- _EXERCISE PROMPT_
Retype the whole listing, please, keeping every line exact and dropping the pictures.

- _DATA SHOWN_
-*-*-

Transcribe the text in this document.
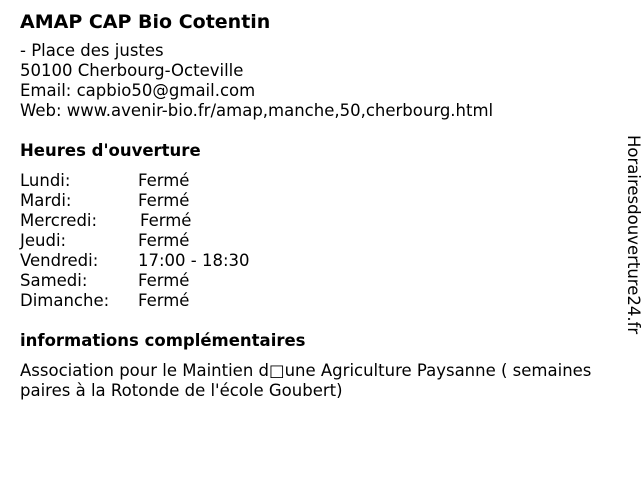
AMAP CAP Bio Cotentin
- Place des justes
50100 Cherbourg-Octeville
Email: capbio50@gmail.com
Web: www.avenir-bio.fr/amap,manche,50,cherbourg.html
Heures d'ouverture
Lundi:	Fermé
Mardi:	Fermé
Mercredi:	Fermé
Jeudi:	Fermé
Vendredi: 17:00 - 18:30
Samedi:	Fermé
Dimanche: Fermé
informations complémentaires
Association pour le Maintien d□une Agriculture Paysanne ( semaines paires à la Rotonde de l'école Goubert)
Horairesdouverture24.fr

-*-*-

- _TASK OUTPUT_
Transcribe the text in this document.
AMAP CAP Bio Cotentin
- Place des justes
50100 Cherbourg-Octeville
Email: capbio50@gmail.com
Web: www.avenir-bio.fr/amap,manche,50,cherbourg.html
Heures d'ouverture
Lundi:	Fermé
Mardi:	Fermé
Mercredi:	Fermé
Jeudi:	Fermé
Vendredi: 17:00 - 18:30
Samedi:	Fermé
Dimanche: Fermé
informations complémentaires
Association pour le Maintien d□une Agriculture Paysanne ( semaines paires à la Rotonde de l'école Goubert)
Horairesdouverture24.fr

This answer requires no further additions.